REQUIREMENTS:
Transcribe each record exactly. Include every one.

-- Start --

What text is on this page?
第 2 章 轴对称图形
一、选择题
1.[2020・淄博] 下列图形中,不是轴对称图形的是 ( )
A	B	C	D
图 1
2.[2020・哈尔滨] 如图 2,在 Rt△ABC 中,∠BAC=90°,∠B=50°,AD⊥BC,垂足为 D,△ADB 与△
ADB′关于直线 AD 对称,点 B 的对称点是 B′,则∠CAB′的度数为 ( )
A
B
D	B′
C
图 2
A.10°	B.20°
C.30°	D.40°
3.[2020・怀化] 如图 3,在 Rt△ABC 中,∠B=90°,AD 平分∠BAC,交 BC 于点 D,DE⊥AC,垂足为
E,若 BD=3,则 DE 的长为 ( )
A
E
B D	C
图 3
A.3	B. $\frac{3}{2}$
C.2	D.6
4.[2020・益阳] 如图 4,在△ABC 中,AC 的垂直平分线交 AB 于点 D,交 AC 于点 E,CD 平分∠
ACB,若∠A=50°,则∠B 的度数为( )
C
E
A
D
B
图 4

-- End --

EXERCISE RESPONSE:
What text is on this page?
第 2 章 轴对称图形
一、选择题
1.[2020・淄博] 下列图形中,不是轴对称图形的是 ( )
A	B	C	D
图 1
2.[2020・哈尔滨] 如图 2,在 Rt△ABC 中,∠BAC=90°,∠B=50°,AD⊥BC,垂足为 D,△ADB 与△
ADB′关于直线 AD 对称,点 B 的对称点是 B′,则∠CAB′的度数为 ( )
A
B
D	B′
C
图 2
A.10°	B.20°
C.30°	D.40°
3.[2020・怀化] 如图 3,在 Rt△ABC 中,∠B=90°,AD 平分∠BAC,交 BC 于点 D,DE⊥AC,垂足为
E,若 BD=3,则 DE 的长为 ( )
A
E
B D	C
图 3
A.3	B. $\frac{3}{2}$
C.2	D.6
4.[2020・益阳] 如图 4,在△ABC 中,AC 的垂直平分线交 AB 于点 D,交 AC 于点 E,CD 平分∠
ACB,若∠A=50°,则∠B 的度数为( )
C
E
A
D
B
图 4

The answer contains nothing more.